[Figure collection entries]

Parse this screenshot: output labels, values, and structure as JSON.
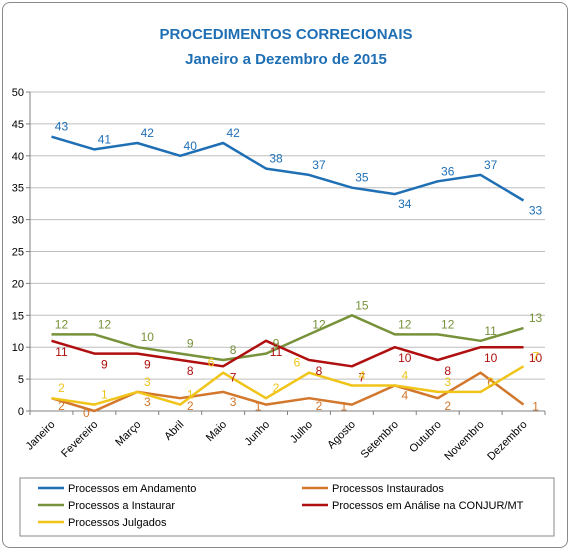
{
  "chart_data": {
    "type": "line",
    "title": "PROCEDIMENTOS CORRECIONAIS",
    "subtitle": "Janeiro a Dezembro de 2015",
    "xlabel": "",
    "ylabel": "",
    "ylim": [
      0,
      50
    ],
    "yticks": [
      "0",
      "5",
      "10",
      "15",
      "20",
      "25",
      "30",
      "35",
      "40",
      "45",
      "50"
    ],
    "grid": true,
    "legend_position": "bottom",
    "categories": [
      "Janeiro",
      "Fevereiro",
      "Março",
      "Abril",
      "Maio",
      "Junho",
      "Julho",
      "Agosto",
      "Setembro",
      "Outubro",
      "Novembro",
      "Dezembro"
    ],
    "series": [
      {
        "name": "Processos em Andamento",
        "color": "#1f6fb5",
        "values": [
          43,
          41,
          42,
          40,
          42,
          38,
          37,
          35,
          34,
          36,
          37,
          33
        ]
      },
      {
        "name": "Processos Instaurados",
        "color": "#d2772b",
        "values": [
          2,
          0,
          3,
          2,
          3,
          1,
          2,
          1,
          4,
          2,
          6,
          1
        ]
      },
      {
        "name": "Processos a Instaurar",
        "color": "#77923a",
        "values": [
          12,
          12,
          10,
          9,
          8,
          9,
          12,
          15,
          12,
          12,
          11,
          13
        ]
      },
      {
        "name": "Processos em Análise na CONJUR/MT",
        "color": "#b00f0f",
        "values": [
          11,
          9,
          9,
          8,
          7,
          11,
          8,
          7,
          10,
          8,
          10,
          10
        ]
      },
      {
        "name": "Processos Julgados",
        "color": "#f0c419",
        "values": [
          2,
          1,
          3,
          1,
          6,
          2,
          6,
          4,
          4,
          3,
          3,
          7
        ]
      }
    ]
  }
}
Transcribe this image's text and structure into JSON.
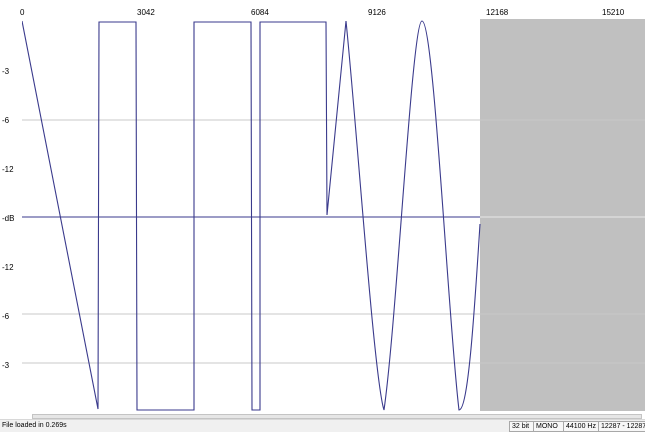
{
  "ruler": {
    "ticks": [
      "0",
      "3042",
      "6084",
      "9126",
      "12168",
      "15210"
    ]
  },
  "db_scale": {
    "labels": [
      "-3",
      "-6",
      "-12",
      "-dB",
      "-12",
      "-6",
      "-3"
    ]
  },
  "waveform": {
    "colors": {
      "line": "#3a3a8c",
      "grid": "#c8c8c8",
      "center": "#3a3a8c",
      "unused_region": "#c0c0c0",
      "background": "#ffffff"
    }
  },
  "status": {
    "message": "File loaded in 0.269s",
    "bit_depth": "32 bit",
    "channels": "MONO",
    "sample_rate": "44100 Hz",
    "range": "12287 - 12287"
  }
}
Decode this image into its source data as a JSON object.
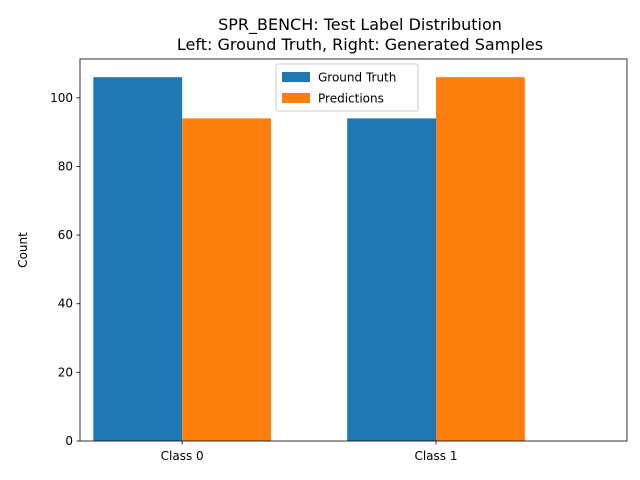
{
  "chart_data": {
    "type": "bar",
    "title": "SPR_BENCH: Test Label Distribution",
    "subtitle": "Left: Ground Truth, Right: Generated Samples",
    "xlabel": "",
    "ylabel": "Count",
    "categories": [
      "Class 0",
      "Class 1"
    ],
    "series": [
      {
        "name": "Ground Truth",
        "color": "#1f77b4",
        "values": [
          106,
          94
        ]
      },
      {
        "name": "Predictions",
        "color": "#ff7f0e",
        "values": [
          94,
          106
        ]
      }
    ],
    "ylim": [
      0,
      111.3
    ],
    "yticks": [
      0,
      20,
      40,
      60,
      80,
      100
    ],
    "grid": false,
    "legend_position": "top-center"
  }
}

[Set task]
Each entry above is to be written out again unchanged, apart from the pictures, which are left out.

[Result of this exercise]
Parse this screenshot: output labels, values, and structure as JSON.
{
  "chart_data": {
    "type": "line",
    "title": "PROCEDIMENTOS CORRECIONAIS",
    "subtitle": "Janeiro a Dezembro de 2015",
    "xlabel": "",
    "ylabel": "",
    "ylim": [
      0,
      50
    ],
    "yticks": [
      "0",
      "5",
      "10",
      "15",
      "20",
      "25",
      "30",
      "35",
      "40",
      "45",
      "50"
    ],
    "grid": true,
    "legend_position": "bottom",
    "categories": [
      "Janeiro",
      "Fevereiro",
      "Março",
      "Abril",
      "Maio",
      "Junho",
      "Julho",
      "Agosto",
      "Setembro",
      "Outubro",
      "Novembro",
      "Dezembro"
    ],
    "series": [
      {
        "name": "Processos em Andamento",
        "color": "#1f6fb5",
        "values": [
          43,
          41,
          42,
          40,
          42,
          38,
          37,
          35,
          34,
          36,
          37,
          33
        ]
      },
      {
        "name": "Processos Instaurados",
        "color": "#d2772b",
        "values": [
          2,
          0,
          3,
          2,
          3,
          1,
          2,
          1,
          4,
          2,
          6,
          1
        ]
      },
      {
        "name": "Processos a Instaurar",
        "color": "#77923a",
        "values": [
          12,
          12,
          10,
          9,
          8,
          9,
          12,
          15,
          12,
          12,
          11,
          13
        ]
      },
      {
        "name": "Processos em Análise na CONJUR/MT",
        "color": "#b00f0f",
        "values": [
          11,
          9,
          9,
          8,
          7,
          11,
          8,
          7,
          10,
          8,
          10,
          10
        ]
      },
      {
        "name": "Processos Julgados",
        "color": "#f0c419",
        "values": [
          2,
          1,
          3,
          1,
          6,
          2,
          6,
          4,
          4,
          3,
          3,
          7
        ]
      }
    ]
  }
}
Transcribe this image's text and structure into JSON.
{
  "ruler": {
    "ticks": [
      "0",
      "3042",
      "6084",
      "9126",
      "12168",
      "15210"
    ]
  },
  "db_scale": {
    "labels": [
      "-3",
      "-6",
      "-12",
      "-dB",
      "-12",
      "-6",
      "-3"
    ]
  },
  "waveform": {
    "colors": {
      "line": "#3a3a8c",
      "grid": "#c8c8c8",
      "center": "#3a3a8c",
      "unused_region": "#c0c0c0",
      "background": "#ffffff"
    }
  },
  "status": {
    "message": "File loaded in 0.269s",
    "bit_depth": "32 bit",
    "channels": "MONO",
    "sample_rate": "44100 Hz",
    "range": "12287 - 12287"
  }
}
Decode this image into its source data as a JSON object.
{
  "chart_data": {
    "type": "bar",
    "title": "SPR_BENCH: Test Label Distribution",
    "subtitle": "Left: Ground Truth, Right: Generated Samples",
    "xlabel": "",
    "ylabel": "Count",
    "categories": [
      "Class 0",
      "Class 1"
    ],
    "series": [
      {
        "name": "Ground Truth",
        "color": "#1f77b4",
        "values": [
          106,
          94
        ]
      },
      {
        "name": "Predictions",
        "color": "#ff7f0e",
        "values": [
          94,
          106
        ]
      }
    ],
    "ylim": [
      0,
      111.3
    ],
    "yticks": [
      0,
      20,
      40,
      60,
      80,
      100
    ],
    "grid": false,
    "legend_position": "top-center"
  }
}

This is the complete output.